'''
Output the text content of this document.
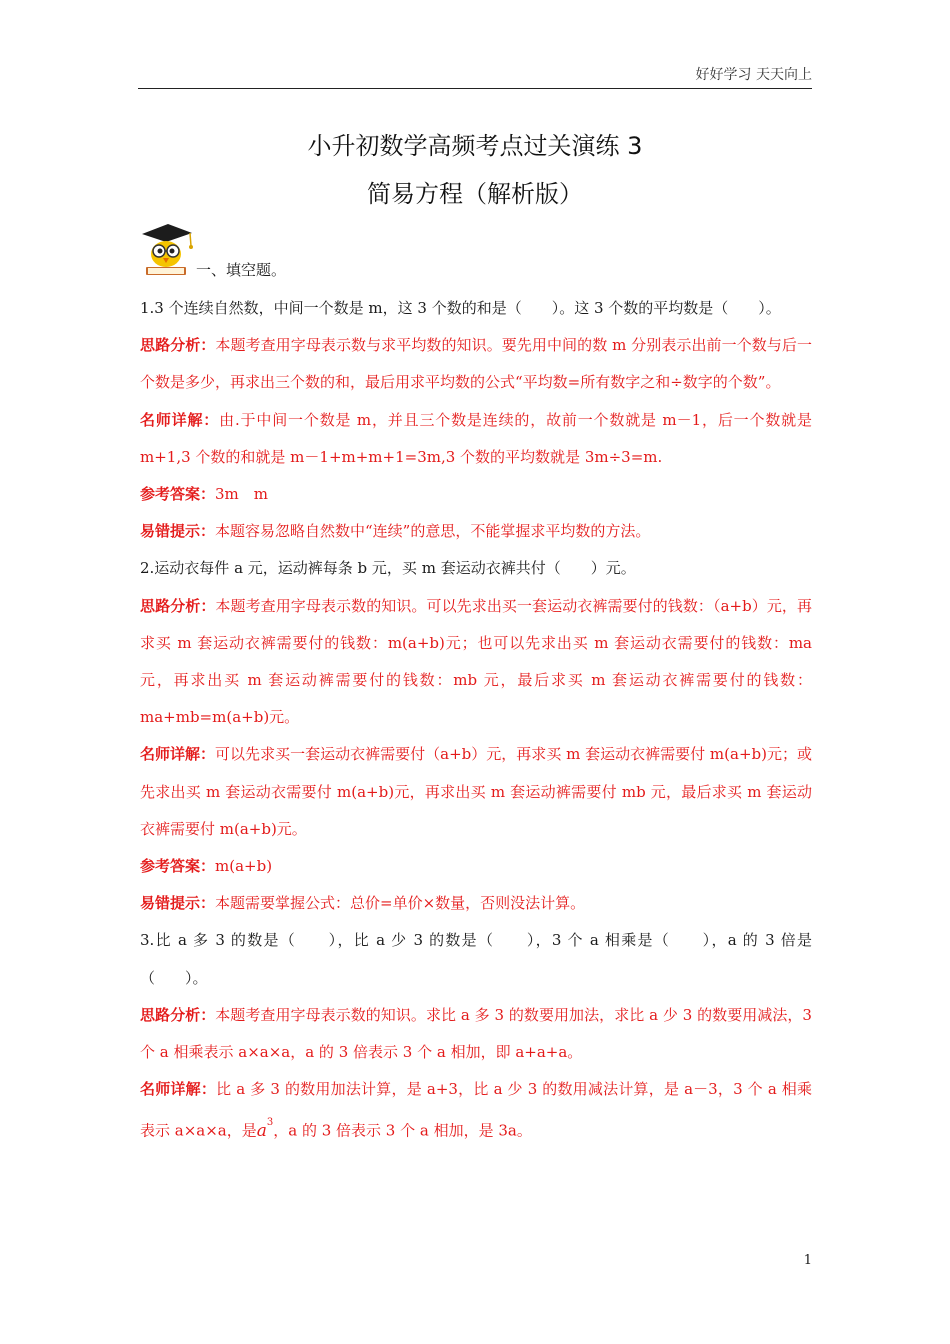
好好学习 天天向上
小升初数学高频考点过关演练 3
简易方程（解析版）
一、填空题。

1.3 个连续自然数，中间一个数是 m，这 3 个数的和是（　　）。这 3 个数的平均数是（　　）。

思路分析：本题考查用字母表示数与求平均数的知识。要先用中间的数 m 分别表示出前一个数与后一个数是多少，再求出三个数的和，最后用求平均数的公式“平均数=所有数字之和÷数字的个数”。

名师详解：由.于中间一个数是 m，并且三个数是连续的，故前一个数就是 m－1，后一个数就是 m+1,3 个数的和就是 m－1+m+m+1=3m,3 个数的平均数就是 3m÷3=m.

参考答案：3m　m

易错提示：本题容易忽略自然数中“连续”的意思，不能掌握求平均数的方法。

2.运动衣每件 a 元，运动裤每条 b 元，买 m 套运动衣裤共付（　　）元。

思路分析：本题考查用字母表示数的知识。可以先求出买一套运动衣裤需要付的钱数：（a+b）元，再求买 m 套运动衣裤需要付的钱数：m(a+b)元；也可以先求出买 m 套运动衣需要付的钱数：ma 元，再求出买 m 套运动裤需要付的钱数：mb 元，最后求买 m 套运动衣裤需要付的钱数：ma+mb=m(a+b)元。

名师详解：可以先求买一套运动衣裤需要付（a+b）元，再求买 m 套运动衣裤需要付 m(a+b)元；或先求出买 m 套运动衣需要付 m(a+b)元，再求出买 m 套运动裤需要付 mb 元，最后求买 m 套运动衣裤需要付 m(a+b)元。

参考答案：m(a+b)

易错提示：本题需要掌握公式：总价=单价×数量，否则没法计算。

3.比 a 多 3 的数是（　　），比 a 少 3 的数是（　　），3 个 a 相乘是（　　），a 的 3 倍是（　　）。

思路分析：本题考查用字母表示数的知识。求比 a 多 3 的数要用加法，求比 a 少 3 的数要用减法，3 个 a 相乘表示 a×a×a，a 的 3 倍表示 3 个 a 相加，即 a+a+a。

名师详解：比 a 多 3 的数用加法计算，是 a+3，比 a 少 3 的数用减法计算，是 a－3，3 个 a 相乘表示 a×a×a，是$a^3$，a 的 3 倍表示 3 个 a 相加，是 3a。

1
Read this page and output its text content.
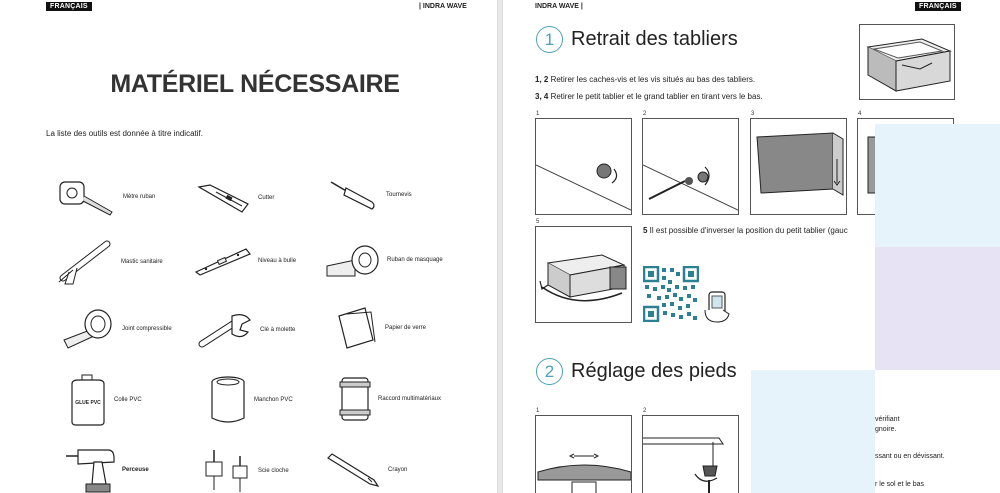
FRANÇAIS	| INDRA WAVE
MATÉRIEL NÉCESSAIRE
La liste des outils est donnée à titre indicatif.
Mètre ruban	Cutter	Tournevis
Mastic sanitaire	Niveau à bulle	Ruban de masquage
Joint compressible	Clé à molette	Papier de verre
GLUE PVC Colle PVC	Manchon PVC	Raccord multimatériaux
Perceuse	Scie cloche	Crayon
INDRA WAVE |	FRANÇAIS
1 Retrait des tabliers
1, 2 Retirer les caches-vis et les vis situés au bas des tabliers.
3, 4 Retirer le petit tablier et le grand tablier en tirant vers le bas.
1	2	3	4
5
5 Il est possible d'inverser la position du petit tablier (gauc
2 Réglage des pieds
1	2
vérifiant
gnoire.
ssant ou en dévissant.
r le sol et le bas
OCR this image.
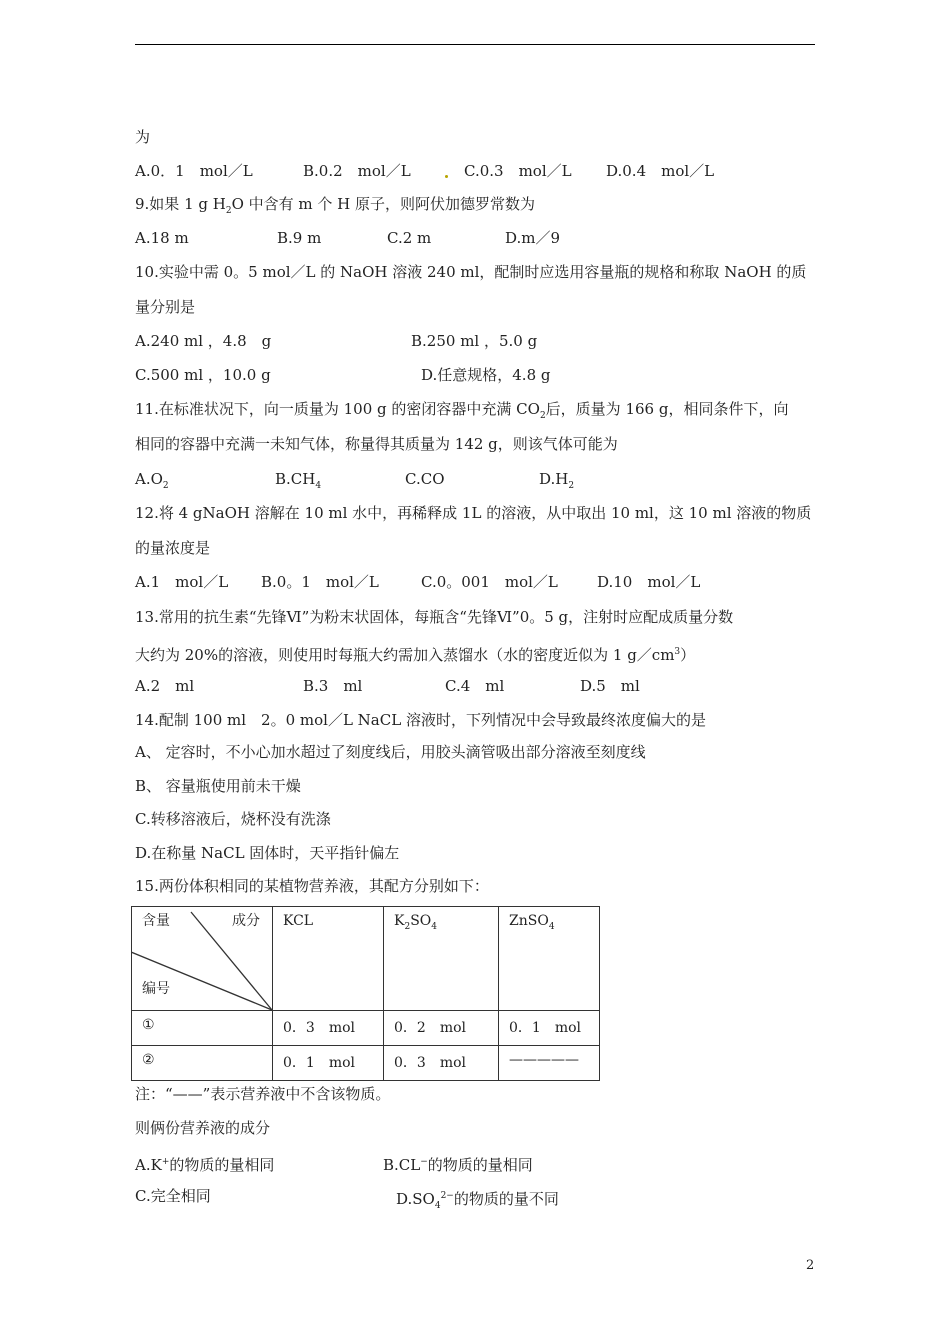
为
A.0．1　mol／L	B.0.2　mol／L	C.0.3　mol／L D.0.4　mol／L
9.如果 1 g $H_2O$ 中含有 m 个 H 原子，则阿伏加德罗常数为
A.18 m	B.9 m	C.2 m	D.m／9
10.实验中需 0。5 mol／L 的 NaOH 溶液 240 ml，配制时应选用容量瓶的规格和称取 NaOH 的质
量分别是
A.240 ml ，4.8　g	B.250 ml ，5.0 g
C.500 ml ，10.0 g	D.任意规格，4.8 g
11.在标准状况下，向一质量为 100 g 的密闭容器中充满 $CO_2$后，质量为 166 g，相同条件下，向
相同的容器中充满一未知气体，称量得其质量为 142 g，则该气体可能为
$A.O_2$	$B.CH_4$	C.CO	$D.H_2$
12.将 4 gNaOH 溶解在 10 ml 水中，再稀释成 1L 的溶液，从中取出 10 ml，这 10 ml 溶液的物质
的量浓度是
A.1　mol／L B.0。1　mol／L	C.0。001　mol／L	D.10　mol／L
13.常用的抗生素“先锋Ⅵ”为粉末状固体，每瓶含“先锋Ⅵ”0。5 g，注射时应配成质量分数
大约为 20%的溶液，则使用时每瓶大约需加入蒸馏水（水的密度近似为 1 $g/cm^3$）
A.2　ml	B.3　ml	C.4　ml	D.5　ml
14.配制 100 ml　2。0 mol／L NaCL 溶液时，下列情况中会导致最终浓度偏大的是
A、 定容时，不小心加水超过了刻度线后，用胶头滴管吸出部分溶液至刻度线
B、 容量瓶使用前未干燥
C.转移溶液后，烧杯没有洗涤
D.在称量 NaCL 固体时，天平指针偏左
15.两份体积相同的某植物营养液，其配方分别如下：
含量 成分
编号	KCL	$K_2SO_4$	ZnSO$_4$
①	0．3　mol	0．2　mol	0．1　mol
②	0．1　mol	0．3　mol	—————
注：“——”表示营养液中不含该物质。
则俩份营养液的成分
A.K+的物质的量相同	B.CL−的物质的量相同
C.完全相同	$D.SO_4^{2-}$的物质的量不同
2
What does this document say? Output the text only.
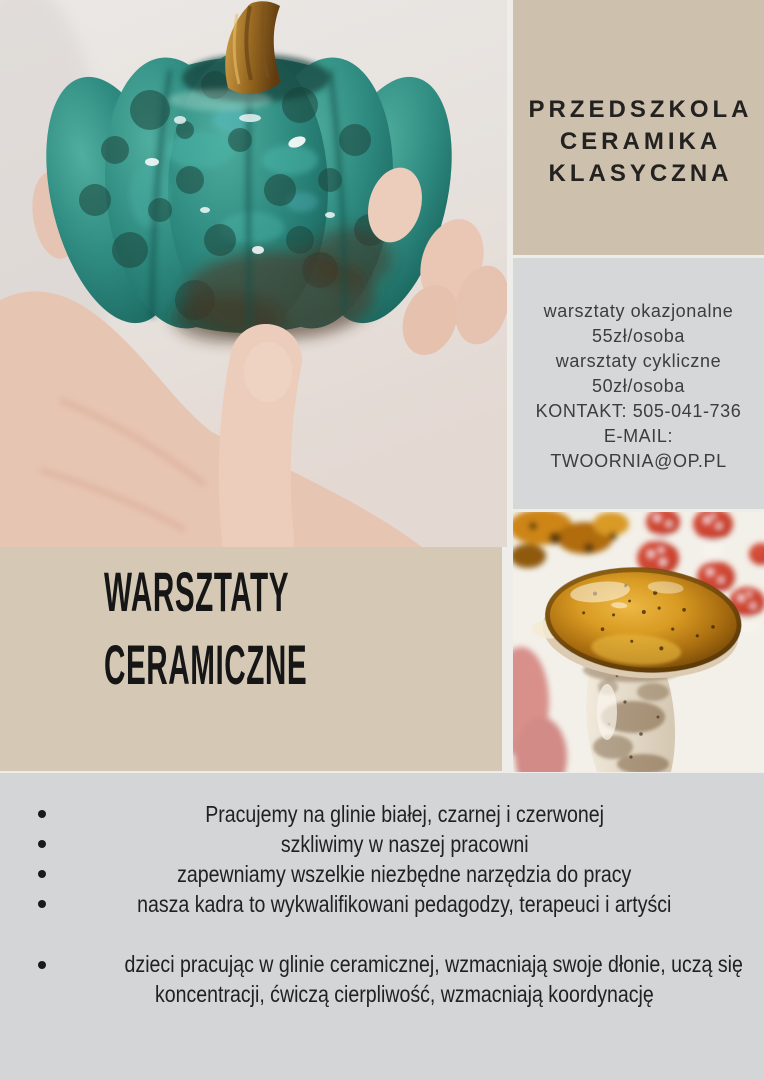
PRZEDSZKOLA
CERAMIKA
KLASYCZNA
warsztaty okazjonalne
55zł/osoba
warsztaty cykliczne
50zł/osoba
KONTAKT: 505-041-736
E-MAIL:
TWOORNIA@OP.PL
WARSZTATY
CERAMICZNE
Pracujemy na glinie białej, czarnej i czerwonej
szkliwimy w naszej pracowni
zapewniamy wszelkie niezbędne narzędzia do pracy
nasza kadra to wykwalifikowani pedagodzy, terapeuci i artyści
dzieci pracując w glinie ceramicznej, wzmacniają swoje dłonie, uczą się
koncentracji, ćwiczą cierpliwość, wzmacniają koordynację
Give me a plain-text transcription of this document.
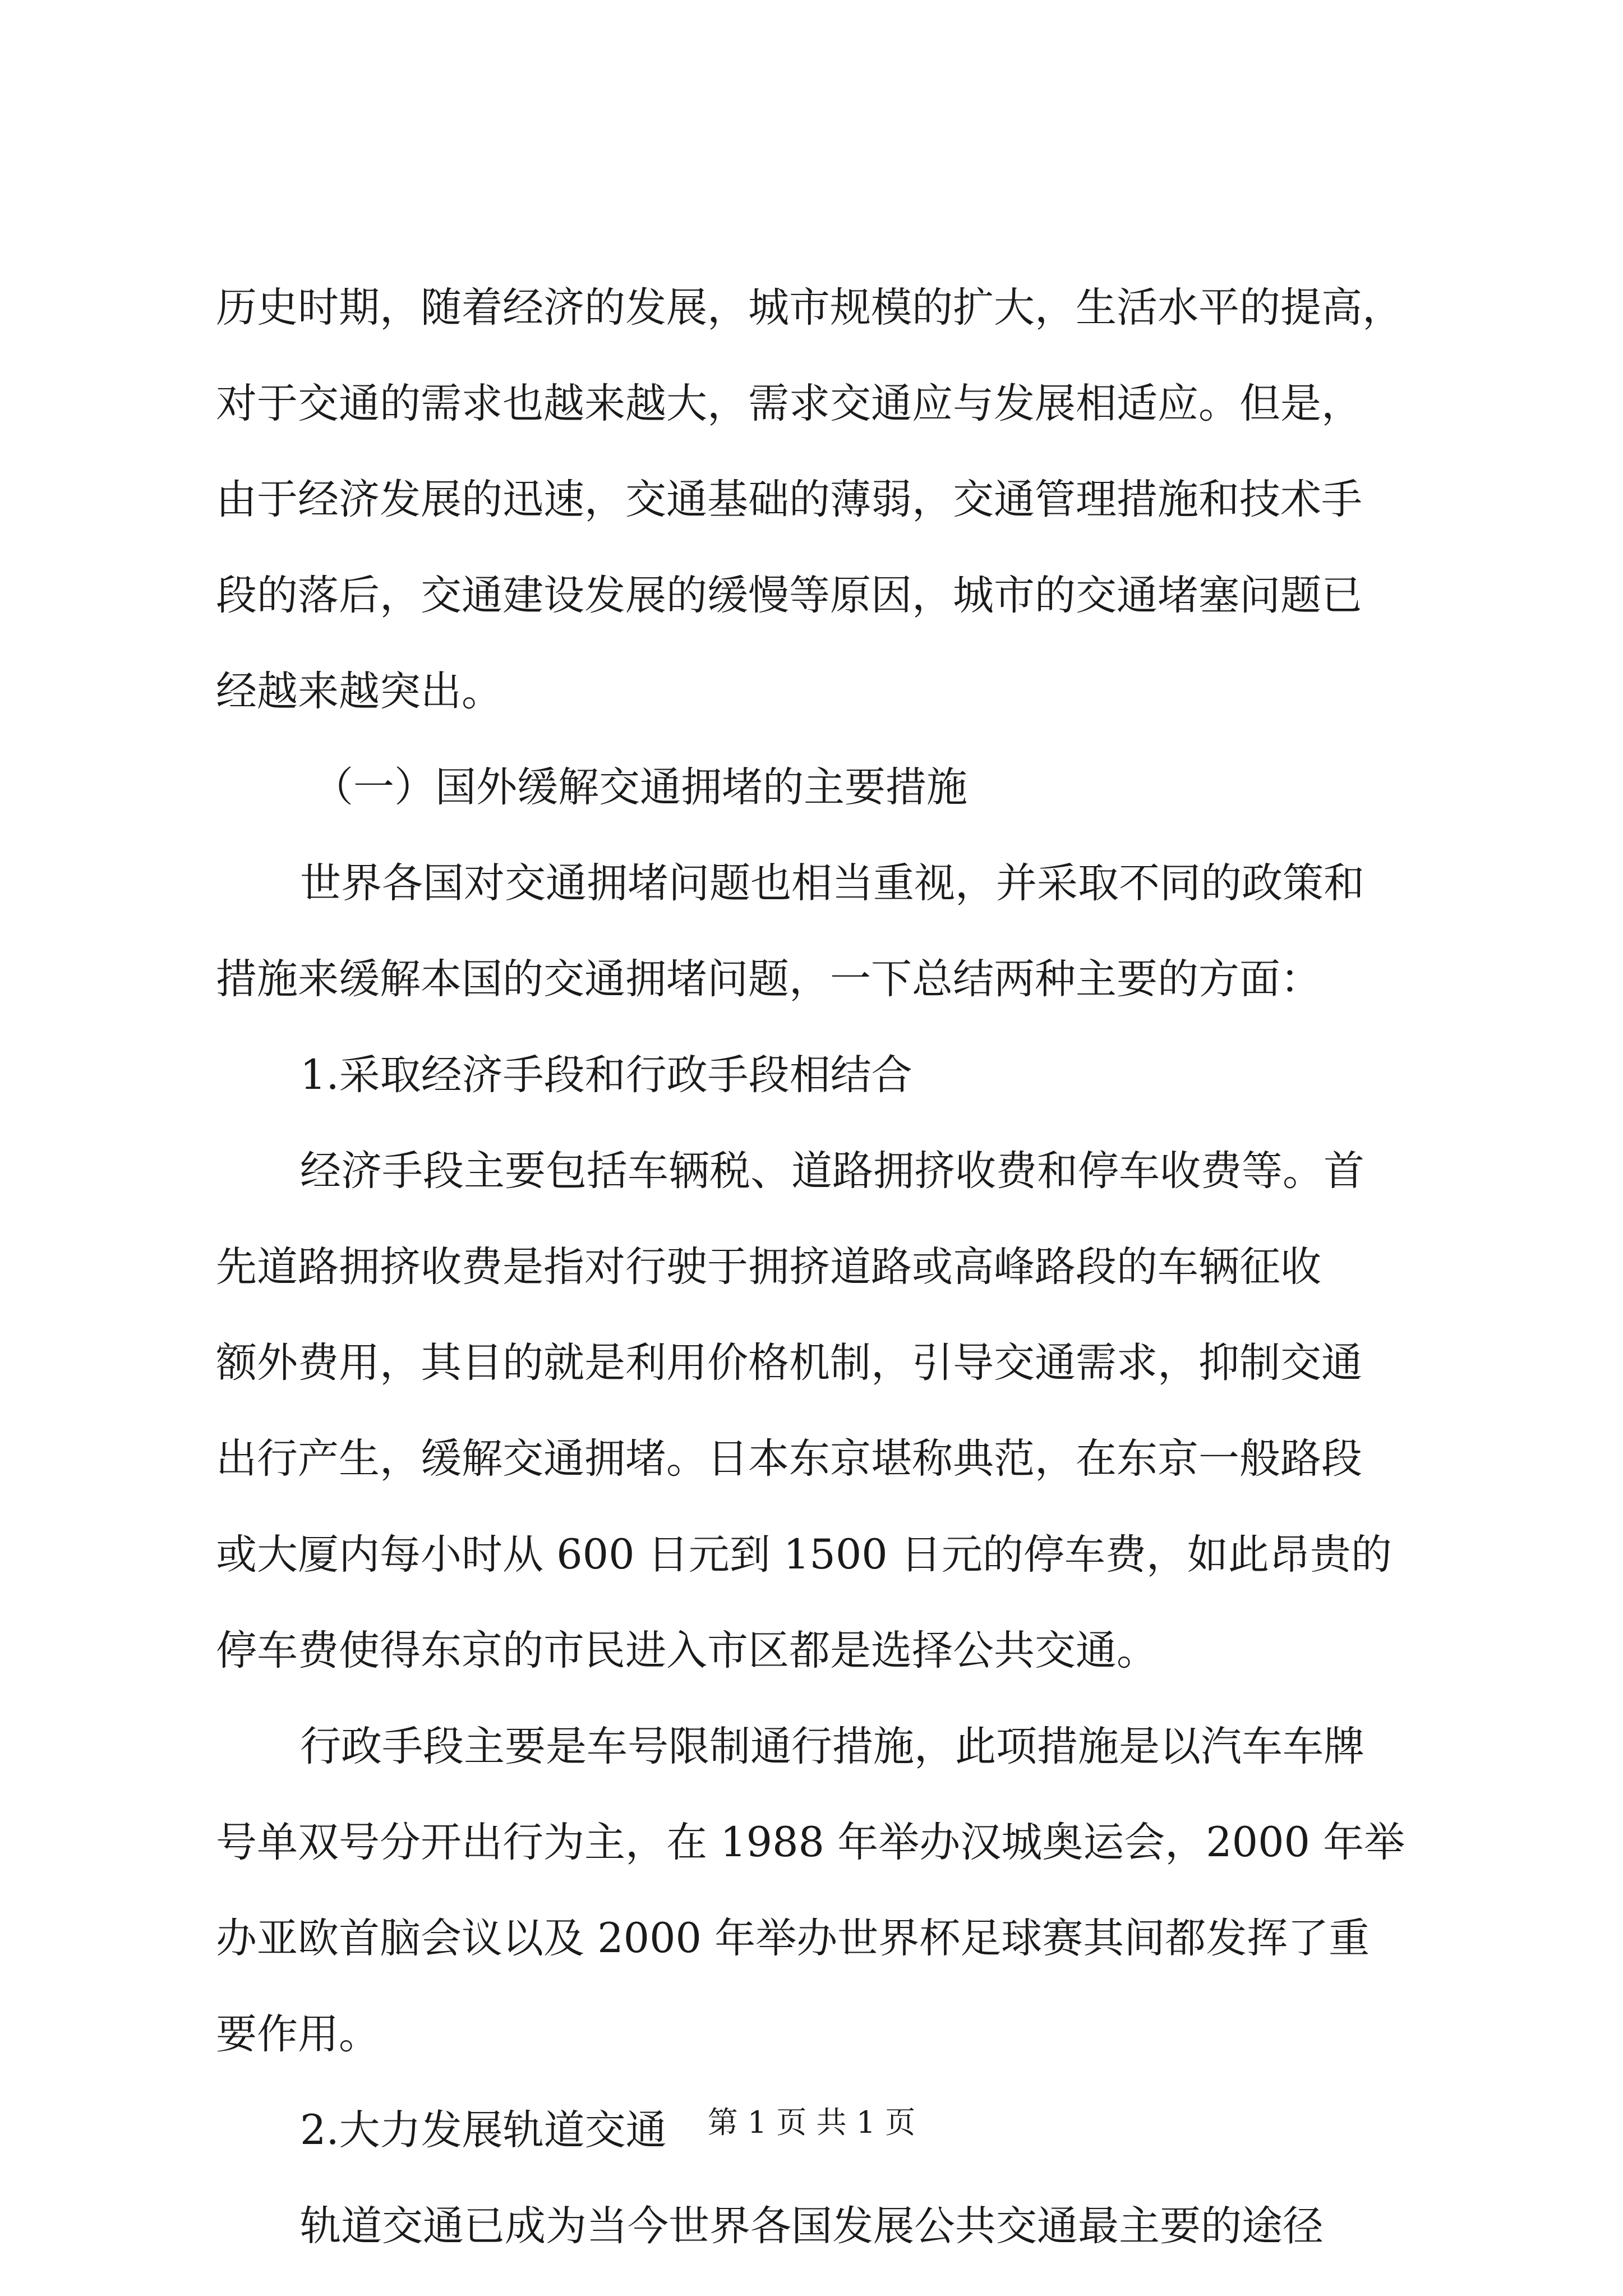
历史时期，随着经济的发展，城市规模的扩大，生活水平的提高，

对于交通的需求也越来越大，需求交通应与发展相适应。但是，

由于经济发展的迅速，交通基础的薄弱，交通管理措施和技术手

段的落后，交通建设发展的缓慢等原因，城市的交通堵塞问题已

经越来越突出。

（一）国外缓解交通拥堵的主要措施

世界各国对交通拥堵问题也相当重视，并采取不同的政策和

措施来缓解本国的交通拥堵问题，一下总结两种主要的方面：

1.采取经济手段和行政手段相结合

经济手段主要包括车辆税、道路拥挤收费和停车收费等。首

先道路拥挤收费是指对行驶于拥挤道路或高峰路段的车辆征收

额外费用，其目的就是利用价格机制，引导交通需求，抑制交通

出行产生，缓解交通拥堵。日本东京堪称典范，在东京一般路段

或大厦内每小时从 600 日元到 1500 日元的停车费，如此昂贵的

停车费使得东京的市民进入市区都是选择公共交通。

行政手段主要是车号限制通行措施，此项措施是以汽车车牌

号单双号分开出行为主，在 1988 年举办汉城奥运会，2000 年举

办亚欧首脑会议以及 2000 年举办世界杯足球赛其间都发挥了重

要作用。

2.大力发展轨道交通

轨道交通已成为当今世界各国发展公共交通最主要的途径

第 1 页 共 1 页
'''
▸ **WORK REQUIRED**:
Leaving out every picture, transcribe exactly the lines from the line that contains "Give me a plain-text" through the final line of the entries above.

▸ **REPLY TO THE TASK**:
Give me a plain-text transcription of this document.
历史时期，随着经济的发展，城市规模的扩大，生活水平的提高，

对于交通的需求也越来越大，需求交通应与发展相适应。但是，

由于经济发展的迅速，交通基础的薄弱，交通管理措施和技术手

段的落后，交通建设发展的缓慢等原因，城市的交通堵塞问题已

经越来越突出。

（一）国外缓解交通拥堵的主要措施

世界各国对交通拥堵问题也相当重视，并采取不同的政策和

措施来缓解本国的交通拥堵问题，一下总结两种主要的方面：

1.采取经济手段和行政手段相结合

经济手段主要包括车辆税、道路拥挤收费和停车收费等。首

先道路拥挤收费是指对行驶于拥挤道路或高峰路段的车辆征收

额外费用，其目的就是利用价格机制，引导交通需求，抑制交通

出行产生，缓解交通拥堵。日本东京堪称典范，在东京一般路段

或大厦内每小时从 600 日元到 1500 日元的停车费，如此昂贵的

停车费使得东京的市民进入市区都是选择公共交通。

行政手段主要是车号限制通行措施，此项措施是以汽车车牌

号单双号分开出行为主，在 1988 年举办汉城奥运会，2000 年举

办亚欧首脑会议以及 2000 年举办世界杯足球赛其间都发挥了重

要作用。

2.大力发展轨道交通

轨道交通已成为当今世界各国发展公共交通最主要的途径

第 1 页 共 1 页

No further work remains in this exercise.